**EXERCISE REQUIREMENTS**. Tally the lines of the listing that contain the string "Signature". Give the number and nothing else.

(Data extracted from a collection)

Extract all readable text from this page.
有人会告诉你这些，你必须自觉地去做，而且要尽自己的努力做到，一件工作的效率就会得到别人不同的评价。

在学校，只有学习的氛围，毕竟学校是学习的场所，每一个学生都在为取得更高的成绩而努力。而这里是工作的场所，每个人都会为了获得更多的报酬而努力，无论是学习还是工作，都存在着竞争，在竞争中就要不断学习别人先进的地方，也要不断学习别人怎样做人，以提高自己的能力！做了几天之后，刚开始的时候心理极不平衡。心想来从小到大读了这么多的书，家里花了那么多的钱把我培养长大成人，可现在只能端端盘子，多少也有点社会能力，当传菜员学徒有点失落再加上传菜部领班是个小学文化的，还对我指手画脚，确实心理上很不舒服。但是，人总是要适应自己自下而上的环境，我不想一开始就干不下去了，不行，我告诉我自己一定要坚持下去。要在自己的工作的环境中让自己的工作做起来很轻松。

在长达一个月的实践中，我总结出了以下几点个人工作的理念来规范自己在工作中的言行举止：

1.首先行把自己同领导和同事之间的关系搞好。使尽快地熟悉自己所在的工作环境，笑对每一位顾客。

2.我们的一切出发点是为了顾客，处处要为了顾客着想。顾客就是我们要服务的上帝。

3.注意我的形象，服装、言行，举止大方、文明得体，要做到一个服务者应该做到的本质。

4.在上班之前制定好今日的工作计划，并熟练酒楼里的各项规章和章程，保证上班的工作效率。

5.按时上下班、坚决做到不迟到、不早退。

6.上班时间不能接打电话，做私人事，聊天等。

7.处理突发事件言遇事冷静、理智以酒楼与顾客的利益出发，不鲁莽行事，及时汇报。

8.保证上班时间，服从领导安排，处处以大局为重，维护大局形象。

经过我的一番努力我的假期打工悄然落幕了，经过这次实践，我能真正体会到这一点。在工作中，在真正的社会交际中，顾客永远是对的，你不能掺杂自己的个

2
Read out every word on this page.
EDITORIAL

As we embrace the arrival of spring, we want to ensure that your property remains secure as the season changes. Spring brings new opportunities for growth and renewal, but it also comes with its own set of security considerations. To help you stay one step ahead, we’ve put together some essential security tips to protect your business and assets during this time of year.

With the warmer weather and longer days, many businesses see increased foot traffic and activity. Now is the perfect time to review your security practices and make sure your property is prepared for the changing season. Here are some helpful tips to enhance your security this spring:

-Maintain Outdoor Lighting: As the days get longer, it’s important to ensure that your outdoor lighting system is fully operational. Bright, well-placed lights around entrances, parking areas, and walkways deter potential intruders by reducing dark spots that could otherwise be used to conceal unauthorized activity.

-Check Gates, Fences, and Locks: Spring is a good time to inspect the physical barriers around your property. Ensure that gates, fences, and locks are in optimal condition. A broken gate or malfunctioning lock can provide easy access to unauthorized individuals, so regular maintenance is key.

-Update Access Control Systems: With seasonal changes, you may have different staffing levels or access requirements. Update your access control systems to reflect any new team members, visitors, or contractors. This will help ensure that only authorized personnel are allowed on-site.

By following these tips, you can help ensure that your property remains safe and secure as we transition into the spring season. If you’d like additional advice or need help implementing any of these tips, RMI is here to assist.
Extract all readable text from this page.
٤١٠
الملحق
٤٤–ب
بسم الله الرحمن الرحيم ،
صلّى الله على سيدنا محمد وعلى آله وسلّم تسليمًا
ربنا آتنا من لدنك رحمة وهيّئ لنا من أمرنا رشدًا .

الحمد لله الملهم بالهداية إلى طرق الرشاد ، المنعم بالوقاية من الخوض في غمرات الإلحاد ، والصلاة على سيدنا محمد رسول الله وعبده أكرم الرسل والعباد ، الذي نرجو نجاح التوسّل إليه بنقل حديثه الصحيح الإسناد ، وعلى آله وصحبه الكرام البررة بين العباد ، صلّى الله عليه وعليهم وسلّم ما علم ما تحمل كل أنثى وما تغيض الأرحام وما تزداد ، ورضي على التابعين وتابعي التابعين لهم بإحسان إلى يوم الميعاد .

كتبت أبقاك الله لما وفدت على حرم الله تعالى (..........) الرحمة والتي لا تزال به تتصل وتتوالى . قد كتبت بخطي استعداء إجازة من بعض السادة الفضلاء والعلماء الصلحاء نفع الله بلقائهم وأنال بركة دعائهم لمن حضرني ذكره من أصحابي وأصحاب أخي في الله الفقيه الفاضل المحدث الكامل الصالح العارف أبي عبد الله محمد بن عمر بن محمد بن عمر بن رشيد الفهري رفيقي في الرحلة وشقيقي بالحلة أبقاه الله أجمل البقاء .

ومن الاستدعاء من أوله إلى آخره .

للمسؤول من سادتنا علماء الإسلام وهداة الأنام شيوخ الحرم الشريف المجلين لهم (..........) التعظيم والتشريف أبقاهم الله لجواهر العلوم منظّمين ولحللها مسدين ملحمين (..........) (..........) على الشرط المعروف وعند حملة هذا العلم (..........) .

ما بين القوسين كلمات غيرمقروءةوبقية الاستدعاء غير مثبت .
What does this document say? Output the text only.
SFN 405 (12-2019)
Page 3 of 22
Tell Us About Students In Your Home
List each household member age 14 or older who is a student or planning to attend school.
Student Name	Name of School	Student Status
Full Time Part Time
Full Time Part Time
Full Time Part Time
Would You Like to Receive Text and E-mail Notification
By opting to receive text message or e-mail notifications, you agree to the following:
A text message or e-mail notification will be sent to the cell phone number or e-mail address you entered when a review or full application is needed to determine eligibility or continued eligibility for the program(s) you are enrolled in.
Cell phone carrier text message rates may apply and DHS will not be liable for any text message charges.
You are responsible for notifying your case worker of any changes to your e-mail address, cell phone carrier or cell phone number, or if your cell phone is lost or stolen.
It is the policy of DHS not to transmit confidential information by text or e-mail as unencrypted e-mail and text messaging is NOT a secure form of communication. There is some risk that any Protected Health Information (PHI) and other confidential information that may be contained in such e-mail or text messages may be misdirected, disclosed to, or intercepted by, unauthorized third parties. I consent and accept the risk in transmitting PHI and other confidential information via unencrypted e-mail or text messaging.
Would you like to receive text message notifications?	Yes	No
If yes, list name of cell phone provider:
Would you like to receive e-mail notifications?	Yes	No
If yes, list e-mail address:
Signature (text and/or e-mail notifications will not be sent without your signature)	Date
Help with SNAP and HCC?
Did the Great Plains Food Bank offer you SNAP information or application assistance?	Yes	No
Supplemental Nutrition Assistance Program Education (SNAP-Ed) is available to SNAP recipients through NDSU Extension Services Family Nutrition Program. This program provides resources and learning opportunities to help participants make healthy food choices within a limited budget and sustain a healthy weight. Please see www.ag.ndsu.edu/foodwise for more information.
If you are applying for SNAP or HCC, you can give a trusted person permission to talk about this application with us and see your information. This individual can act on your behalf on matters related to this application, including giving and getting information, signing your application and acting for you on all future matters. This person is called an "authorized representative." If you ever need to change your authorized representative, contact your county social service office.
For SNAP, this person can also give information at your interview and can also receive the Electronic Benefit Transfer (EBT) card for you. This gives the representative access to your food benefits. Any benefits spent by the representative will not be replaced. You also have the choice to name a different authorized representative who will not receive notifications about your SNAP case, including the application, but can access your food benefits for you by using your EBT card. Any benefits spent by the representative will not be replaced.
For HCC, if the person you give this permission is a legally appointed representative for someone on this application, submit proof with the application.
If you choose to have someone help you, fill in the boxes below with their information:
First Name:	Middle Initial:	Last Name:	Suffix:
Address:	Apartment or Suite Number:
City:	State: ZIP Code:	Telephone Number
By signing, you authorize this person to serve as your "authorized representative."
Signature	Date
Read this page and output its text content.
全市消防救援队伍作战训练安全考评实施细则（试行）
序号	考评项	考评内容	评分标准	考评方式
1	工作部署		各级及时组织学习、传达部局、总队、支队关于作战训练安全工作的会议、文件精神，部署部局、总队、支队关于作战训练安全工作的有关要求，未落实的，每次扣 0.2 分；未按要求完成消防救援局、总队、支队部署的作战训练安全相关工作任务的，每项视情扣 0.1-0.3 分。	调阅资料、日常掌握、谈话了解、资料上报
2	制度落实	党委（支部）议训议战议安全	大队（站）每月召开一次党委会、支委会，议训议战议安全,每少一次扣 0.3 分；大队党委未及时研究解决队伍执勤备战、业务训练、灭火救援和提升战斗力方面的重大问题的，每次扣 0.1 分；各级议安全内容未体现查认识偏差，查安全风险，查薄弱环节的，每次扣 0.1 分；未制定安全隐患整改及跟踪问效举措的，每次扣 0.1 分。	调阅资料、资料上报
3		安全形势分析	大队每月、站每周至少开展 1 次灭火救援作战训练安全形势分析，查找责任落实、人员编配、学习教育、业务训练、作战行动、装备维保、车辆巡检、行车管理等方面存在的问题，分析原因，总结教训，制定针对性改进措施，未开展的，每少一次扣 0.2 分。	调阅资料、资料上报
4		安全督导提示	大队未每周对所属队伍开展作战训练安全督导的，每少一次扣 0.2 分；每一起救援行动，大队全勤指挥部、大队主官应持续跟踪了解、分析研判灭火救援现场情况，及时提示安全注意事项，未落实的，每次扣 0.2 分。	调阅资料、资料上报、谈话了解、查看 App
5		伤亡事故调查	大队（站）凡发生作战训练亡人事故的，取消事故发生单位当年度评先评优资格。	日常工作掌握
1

**RESULT**. 2